**YOUR OBJECTIVE:** Copy each line in which the string "difference" occurs.

**EXERCISE MATERIAL:**
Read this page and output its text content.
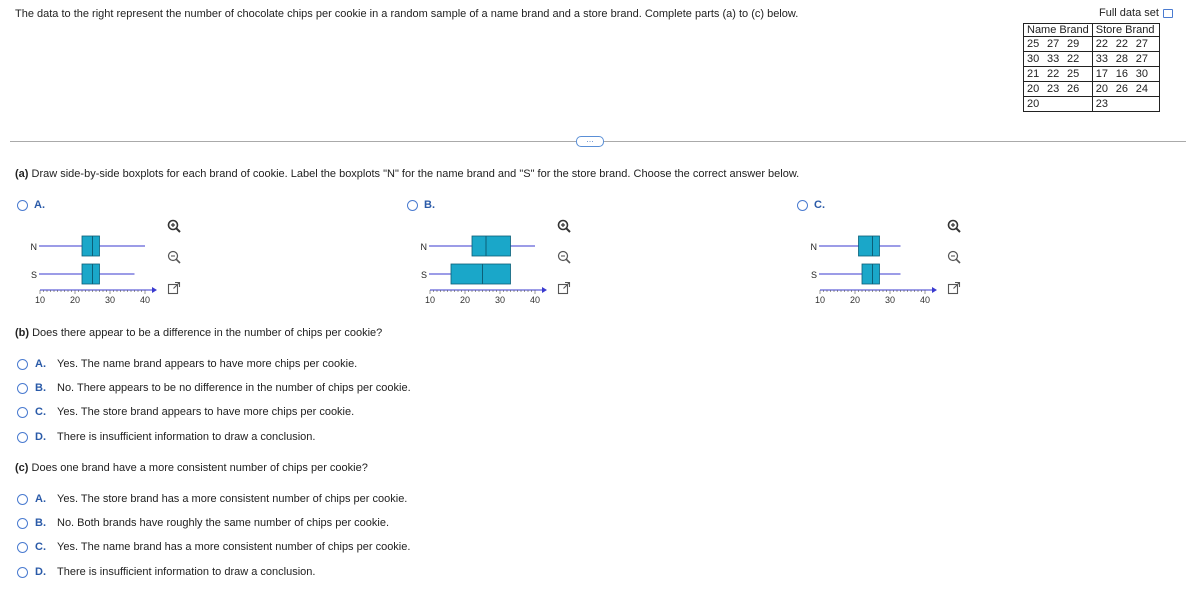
The data to the right represent the number of chocolate chips per cookie in a random sample of a name brand and a store brand. Complete parts (a) to (c) below.	Full data set
Name Brand	Store Brand
25 27 29	22 22 27
30 33 22	33 28 27
21 22 25	17 16 30
20 23 26	20 26 24
20	23
…
(a) Draw side-by-side boxplots for each brand of cookie. Label the boxplots "N" for the name brand and "S" for the store brand. Choose the correct answer below.
A.	B.	C.
N
S
10	20	30	40
N
S
10	20	30	40
N
S
10	20	30	40
(b) Does there appear to be a difference in the number of chips per cookie?
A.	Yes. The name brand appears to have more chips per cookie.
B.	No. There appears to be no difference in the number of chips per cookie.
C.	Yes. The store brand appears to have more chips per cookie.
D.	There is insufficient information to draw a conclusion.
(c) Does one brand have a more consistent number of chips per cookie?
A.	Yes. The store brand has a more consistent number of chips per cookie.
B.	No. Both brands have roughly the same number of chips per cookie.
C.	Yes. The name brand has a more consistent number of chips per cookie.
D.	There is insufficient information to draw a conclusion.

**TASK SOLUTION:**
(b) Does there appear to be a difference in the number of chips per cookie?
B.	No. There appears to be no difference in the number of chips per cookie.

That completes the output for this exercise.